┌──

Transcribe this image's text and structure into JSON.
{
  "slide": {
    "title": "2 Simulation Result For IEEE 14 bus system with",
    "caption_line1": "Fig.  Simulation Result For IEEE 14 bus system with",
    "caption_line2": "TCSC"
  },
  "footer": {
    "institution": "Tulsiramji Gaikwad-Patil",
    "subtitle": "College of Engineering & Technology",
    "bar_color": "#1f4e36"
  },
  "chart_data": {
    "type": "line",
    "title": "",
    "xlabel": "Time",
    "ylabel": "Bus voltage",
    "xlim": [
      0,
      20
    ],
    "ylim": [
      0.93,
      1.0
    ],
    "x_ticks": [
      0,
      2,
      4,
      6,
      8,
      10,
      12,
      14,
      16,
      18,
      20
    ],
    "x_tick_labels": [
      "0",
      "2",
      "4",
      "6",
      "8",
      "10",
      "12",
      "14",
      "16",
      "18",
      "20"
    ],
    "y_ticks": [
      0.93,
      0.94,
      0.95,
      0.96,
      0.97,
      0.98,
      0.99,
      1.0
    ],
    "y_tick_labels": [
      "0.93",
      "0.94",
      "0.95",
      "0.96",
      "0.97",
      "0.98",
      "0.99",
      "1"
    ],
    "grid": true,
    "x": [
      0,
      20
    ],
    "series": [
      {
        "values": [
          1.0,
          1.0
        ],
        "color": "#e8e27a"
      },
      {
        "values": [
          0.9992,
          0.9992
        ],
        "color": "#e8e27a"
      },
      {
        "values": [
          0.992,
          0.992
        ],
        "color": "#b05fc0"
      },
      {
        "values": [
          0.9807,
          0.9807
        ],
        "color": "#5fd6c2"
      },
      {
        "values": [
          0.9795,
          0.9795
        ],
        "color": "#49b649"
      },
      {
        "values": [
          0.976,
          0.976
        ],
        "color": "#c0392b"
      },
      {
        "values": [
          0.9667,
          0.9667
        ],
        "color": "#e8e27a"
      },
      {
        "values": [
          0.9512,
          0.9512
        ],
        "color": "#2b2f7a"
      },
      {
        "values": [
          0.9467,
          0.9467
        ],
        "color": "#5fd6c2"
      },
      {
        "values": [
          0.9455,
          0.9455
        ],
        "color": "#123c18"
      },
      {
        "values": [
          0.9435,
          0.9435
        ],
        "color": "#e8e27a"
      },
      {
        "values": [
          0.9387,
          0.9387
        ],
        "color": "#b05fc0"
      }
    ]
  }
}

└──
┌──

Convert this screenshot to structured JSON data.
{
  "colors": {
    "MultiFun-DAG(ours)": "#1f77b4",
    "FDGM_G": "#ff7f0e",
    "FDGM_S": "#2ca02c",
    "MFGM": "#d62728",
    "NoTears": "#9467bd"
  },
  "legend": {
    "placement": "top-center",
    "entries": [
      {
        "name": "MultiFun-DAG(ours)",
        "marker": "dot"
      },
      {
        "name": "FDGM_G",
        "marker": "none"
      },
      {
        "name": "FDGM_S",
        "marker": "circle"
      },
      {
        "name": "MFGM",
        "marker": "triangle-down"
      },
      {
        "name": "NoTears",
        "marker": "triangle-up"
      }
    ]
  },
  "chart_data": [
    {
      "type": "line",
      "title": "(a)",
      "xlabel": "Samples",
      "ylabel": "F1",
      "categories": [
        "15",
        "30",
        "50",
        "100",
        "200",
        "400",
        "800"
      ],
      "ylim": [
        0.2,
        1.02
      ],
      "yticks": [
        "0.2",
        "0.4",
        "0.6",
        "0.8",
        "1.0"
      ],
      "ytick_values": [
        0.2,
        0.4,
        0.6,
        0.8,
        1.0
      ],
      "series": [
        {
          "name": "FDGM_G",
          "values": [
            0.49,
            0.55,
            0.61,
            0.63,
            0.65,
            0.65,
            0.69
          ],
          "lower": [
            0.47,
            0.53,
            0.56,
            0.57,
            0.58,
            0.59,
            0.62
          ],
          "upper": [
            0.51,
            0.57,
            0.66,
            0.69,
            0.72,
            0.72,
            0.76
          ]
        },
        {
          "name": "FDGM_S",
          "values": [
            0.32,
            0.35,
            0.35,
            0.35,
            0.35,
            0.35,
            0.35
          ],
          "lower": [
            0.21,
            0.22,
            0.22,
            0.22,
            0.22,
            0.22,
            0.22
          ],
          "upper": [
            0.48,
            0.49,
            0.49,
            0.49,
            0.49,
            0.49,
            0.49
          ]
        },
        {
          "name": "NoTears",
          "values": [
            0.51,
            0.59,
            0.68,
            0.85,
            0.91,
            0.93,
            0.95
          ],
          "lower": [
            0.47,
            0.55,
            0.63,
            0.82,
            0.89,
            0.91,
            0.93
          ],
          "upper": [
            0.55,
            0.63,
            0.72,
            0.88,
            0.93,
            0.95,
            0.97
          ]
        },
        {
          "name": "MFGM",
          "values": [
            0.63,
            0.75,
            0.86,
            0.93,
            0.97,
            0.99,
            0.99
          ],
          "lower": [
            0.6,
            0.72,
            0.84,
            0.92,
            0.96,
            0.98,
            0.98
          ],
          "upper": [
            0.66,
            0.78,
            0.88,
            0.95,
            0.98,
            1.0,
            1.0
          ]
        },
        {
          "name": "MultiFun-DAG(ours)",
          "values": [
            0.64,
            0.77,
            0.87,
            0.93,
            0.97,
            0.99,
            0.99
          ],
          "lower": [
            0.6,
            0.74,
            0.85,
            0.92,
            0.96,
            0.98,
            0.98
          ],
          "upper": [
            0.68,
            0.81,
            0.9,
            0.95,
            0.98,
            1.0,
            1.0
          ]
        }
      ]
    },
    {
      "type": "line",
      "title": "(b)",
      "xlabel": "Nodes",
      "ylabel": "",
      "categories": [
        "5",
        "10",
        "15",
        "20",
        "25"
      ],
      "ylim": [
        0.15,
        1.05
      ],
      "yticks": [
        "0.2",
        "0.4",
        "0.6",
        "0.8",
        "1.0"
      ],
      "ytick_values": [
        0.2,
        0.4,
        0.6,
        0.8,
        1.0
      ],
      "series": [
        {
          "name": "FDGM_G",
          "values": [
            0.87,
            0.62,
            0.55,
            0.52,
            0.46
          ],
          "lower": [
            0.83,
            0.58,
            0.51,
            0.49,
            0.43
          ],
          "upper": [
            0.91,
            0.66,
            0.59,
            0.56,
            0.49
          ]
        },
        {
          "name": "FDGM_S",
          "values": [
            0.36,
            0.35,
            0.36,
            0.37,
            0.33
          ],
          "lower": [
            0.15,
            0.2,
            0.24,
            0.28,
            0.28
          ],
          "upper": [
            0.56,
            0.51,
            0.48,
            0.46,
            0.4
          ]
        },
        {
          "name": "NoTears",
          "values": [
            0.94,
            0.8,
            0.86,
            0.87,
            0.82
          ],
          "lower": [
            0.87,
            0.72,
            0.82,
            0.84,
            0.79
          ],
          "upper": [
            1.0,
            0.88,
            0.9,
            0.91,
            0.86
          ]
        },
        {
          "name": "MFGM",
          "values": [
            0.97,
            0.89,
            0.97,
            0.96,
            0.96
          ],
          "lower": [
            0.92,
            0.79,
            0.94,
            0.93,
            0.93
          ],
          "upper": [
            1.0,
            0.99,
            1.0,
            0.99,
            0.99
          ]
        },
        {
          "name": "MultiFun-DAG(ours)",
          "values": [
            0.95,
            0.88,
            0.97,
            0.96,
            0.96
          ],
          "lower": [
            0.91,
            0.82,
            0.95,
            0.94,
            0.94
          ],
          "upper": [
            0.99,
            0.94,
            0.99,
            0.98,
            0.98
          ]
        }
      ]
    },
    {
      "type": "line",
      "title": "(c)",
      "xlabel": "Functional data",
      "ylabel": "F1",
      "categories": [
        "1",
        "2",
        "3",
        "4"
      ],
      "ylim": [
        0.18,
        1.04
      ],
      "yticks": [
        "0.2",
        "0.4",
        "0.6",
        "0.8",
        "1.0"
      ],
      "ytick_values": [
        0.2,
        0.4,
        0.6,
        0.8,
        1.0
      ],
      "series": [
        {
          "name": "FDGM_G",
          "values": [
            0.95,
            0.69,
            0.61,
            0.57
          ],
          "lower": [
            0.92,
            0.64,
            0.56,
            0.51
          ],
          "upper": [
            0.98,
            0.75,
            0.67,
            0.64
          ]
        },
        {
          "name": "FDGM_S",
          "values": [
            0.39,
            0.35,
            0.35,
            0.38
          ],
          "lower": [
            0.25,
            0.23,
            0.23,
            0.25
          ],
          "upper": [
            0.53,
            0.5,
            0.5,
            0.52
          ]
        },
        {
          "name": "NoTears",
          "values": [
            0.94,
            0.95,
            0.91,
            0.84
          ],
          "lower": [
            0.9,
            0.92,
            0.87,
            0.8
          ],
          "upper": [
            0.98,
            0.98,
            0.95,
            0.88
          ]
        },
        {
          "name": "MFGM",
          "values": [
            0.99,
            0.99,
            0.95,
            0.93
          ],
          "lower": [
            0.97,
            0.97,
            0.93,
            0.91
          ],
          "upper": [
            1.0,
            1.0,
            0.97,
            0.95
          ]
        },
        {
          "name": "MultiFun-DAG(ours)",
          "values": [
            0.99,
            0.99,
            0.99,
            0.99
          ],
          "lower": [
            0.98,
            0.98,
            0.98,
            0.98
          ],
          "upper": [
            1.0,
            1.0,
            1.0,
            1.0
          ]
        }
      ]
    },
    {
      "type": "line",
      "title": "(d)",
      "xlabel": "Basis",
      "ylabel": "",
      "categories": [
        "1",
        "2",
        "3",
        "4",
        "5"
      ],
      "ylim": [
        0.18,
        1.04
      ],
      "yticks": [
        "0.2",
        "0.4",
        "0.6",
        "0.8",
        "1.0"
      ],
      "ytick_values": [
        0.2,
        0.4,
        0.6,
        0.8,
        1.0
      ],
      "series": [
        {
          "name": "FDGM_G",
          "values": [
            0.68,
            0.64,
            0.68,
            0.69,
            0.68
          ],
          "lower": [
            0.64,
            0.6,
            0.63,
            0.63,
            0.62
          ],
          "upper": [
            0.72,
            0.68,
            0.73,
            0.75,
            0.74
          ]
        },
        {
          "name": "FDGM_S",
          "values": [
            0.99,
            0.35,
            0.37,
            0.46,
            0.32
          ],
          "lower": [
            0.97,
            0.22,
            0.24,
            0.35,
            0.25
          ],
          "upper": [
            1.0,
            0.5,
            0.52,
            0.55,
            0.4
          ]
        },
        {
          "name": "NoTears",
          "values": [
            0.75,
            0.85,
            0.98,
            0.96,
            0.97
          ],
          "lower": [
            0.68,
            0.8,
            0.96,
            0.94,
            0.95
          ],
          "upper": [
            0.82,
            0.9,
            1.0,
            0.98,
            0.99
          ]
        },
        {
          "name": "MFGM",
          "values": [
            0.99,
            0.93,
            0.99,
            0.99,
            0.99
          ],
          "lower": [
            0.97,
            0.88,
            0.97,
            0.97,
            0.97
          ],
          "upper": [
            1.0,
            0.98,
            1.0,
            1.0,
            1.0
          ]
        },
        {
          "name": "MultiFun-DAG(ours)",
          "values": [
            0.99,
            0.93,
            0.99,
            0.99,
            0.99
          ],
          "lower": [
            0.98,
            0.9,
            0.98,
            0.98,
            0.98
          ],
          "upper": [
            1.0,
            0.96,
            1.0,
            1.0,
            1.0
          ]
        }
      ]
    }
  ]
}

└──
┌──

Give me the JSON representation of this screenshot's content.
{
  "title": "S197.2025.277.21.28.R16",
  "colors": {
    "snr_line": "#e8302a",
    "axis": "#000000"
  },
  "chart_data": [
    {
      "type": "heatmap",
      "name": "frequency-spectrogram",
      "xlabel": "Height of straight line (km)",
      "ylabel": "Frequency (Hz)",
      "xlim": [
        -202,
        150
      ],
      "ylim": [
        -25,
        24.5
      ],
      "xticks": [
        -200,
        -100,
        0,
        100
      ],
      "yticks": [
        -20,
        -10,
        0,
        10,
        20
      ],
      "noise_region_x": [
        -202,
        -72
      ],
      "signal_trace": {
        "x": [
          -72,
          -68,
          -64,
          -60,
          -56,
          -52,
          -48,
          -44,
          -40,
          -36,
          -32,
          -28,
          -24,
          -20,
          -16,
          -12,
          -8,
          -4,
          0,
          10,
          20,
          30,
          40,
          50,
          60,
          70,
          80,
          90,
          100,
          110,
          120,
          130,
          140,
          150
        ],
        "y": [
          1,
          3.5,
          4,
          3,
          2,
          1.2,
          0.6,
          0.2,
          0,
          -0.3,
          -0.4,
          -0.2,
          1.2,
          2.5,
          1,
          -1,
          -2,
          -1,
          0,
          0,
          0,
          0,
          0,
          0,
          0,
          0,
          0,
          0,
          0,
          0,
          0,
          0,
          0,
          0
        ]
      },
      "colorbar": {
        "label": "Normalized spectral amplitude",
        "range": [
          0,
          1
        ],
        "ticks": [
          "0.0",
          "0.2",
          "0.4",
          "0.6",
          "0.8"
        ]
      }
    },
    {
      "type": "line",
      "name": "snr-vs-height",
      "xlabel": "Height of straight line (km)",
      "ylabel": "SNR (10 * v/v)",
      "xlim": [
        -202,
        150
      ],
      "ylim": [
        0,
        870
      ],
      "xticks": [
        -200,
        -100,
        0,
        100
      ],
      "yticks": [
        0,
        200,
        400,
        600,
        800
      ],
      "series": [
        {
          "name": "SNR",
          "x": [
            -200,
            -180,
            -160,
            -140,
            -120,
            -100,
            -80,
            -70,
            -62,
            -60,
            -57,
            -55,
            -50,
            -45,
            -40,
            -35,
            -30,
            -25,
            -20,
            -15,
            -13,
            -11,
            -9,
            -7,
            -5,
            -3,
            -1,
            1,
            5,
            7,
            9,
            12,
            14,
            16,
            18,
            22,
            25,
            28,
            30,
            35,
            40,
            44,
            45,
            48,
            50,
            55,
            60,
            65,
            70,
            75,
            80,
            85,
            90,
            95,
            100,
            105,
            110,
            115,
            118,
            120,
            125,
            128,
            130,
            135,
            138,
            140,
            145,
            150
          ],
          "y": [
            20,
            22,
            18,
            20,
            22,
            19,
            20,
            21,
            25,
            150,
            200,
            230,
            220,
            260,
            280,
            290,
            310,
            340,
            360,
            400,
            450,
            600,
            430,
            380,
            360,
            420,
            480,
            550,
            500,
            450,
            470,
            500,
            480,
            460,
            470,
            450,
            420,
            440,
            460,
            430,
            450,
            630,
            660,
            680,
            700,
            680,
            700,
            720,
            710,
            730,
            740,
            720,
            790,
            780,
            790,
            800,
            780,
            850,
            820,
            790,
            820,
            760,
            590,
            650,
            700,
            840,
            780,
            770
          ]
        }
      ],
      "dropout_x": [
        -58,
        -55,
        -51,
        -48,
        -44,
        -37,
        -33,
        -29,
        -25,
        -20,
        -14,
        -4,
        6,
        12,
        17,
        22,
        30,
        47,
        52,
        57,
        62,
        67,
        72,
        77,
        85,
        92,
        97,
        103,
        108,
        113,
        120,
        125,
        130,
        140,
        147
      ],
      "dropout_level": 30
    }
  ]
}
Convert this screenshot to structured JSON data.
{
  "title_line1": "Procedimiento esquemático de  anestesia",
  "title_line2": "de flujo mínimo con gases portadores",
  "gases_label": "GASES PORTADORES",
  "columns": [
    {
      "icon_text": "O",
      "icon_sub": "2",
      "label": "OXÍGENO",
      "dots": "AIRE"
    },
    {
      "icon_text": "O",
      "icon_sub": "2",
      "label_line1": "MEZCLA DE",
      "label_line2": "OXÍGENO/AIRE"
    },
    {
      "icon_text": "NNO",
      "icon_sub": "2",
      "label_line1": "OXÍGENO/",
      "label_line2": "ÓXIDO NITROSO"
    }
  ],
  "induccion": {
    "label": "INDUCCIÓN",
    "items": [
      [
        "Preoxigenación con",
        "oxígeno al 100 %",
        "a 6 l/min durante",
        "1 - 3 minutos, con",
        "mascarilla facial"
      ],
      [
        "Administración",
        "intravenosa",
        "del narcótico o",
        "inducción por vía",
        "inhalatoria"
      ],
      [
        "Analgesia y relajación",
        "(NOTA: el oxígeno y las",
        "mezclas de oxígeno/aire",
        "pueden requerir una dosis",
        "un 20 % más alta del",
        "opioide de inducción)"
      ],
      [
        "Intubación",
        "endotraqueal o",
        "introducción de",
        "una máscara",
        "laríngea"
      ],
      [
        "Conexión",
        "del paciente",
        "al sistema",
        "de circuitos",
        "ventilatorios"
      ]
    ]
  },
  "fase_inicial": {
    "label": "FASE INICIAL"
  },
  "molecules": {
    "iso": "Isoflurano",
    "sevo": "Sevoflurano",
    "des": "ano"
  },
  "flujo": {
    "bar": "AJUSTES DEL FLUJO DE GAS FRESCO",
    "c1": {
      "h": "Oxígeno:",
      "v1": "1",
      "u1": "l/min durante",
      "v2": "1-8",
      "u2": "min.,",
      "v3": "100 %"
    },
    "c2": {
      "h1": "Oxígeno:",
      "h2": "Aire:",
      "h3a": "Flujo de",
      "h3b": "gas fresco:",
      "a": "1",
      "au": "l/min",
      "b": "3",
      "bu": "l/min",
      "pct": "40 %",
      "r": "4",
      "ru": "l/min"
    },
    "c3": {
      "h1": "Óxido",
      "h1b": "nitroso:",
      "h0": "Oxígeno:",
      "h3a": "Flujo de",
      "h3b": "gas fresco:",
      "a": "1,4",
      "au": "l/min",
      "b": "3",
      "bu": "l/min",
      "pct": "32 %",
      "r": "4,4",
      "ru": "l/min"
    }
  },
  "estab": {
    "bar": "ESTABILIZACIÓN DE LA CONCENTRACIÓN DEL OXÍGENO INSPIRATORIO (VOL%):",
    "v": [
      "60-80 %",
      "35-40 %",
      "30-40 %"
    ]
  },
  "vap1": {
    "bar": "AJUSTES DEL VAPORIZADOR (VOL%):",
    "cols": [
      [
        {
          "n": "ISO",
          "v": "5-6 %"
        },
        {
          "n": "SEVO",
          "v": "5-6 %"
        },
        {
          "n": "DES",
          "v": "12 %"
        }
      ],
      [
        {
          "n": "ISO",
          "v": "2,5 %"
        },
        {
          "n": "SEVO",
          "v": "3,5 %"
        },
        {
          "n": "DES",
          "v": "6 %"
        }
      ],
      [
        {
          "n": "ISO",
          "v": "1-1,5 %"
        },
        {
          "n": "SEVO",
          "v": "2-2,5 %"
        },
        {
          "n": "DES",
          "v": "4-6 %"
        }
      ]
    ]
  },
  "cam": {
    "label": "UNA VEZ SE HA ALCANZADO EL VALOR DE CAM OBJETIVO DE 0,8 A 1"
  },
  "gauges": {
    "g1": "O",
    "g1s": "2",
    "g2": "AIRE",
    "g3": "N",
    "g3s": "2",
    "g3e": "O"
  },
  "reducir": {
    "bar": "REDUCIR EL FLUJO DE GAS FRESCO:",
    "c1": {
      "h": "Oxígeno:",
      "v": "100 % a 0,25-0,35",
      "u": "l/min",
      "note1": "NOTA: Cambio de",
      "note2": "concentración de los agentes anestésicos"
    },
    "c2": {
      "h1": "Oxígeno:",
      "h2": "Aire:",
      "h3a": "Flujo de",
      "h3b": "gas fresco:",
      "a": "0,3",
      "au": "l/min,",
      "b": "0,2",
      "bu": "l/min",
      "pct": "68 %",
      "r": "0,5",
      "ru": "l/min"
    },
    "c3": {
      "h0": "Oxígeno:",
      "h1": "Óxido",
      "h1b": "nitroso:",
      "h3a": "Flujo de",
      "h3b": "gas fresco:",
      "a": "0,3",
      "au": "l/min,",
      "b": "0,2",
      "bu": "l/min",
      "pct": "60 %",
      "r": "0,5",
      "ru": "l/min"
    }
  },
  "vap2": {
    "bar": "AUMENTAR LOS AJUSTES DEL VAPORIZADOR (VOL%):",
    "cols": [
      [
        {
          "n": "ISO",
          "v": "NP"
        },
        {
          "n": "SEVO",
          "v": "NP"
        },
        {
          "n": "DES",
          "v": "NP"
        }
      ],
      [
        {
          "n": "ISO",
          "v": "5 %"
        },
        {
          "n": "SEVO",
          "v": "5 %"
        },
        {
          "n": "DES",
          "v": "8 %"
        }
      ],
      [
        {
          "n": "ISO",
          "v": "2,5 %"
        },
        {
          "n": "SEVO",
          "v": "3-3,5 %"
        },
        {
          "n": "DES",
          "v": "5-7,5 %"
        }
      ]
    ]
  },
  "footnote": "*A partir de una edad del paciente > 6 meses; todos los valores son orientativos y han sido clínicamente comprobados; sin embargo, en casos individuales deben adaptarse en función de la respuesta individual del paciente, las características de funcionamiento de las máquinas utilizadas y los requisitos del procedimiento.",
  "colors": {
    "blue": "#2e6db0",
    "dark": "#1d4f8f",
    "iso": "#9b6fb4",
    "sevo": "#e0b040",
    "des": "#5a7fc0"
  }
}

└──

What you are asked to do.
Filter the records down to the lines that contain the string "with", and copy those lines.

Result for this exercise.
    "title": "2 Simulation Result For IEEE 14 bus system with",
    "caption_line1": "Fig.  Simulation Result For IEEE 14 bus system with",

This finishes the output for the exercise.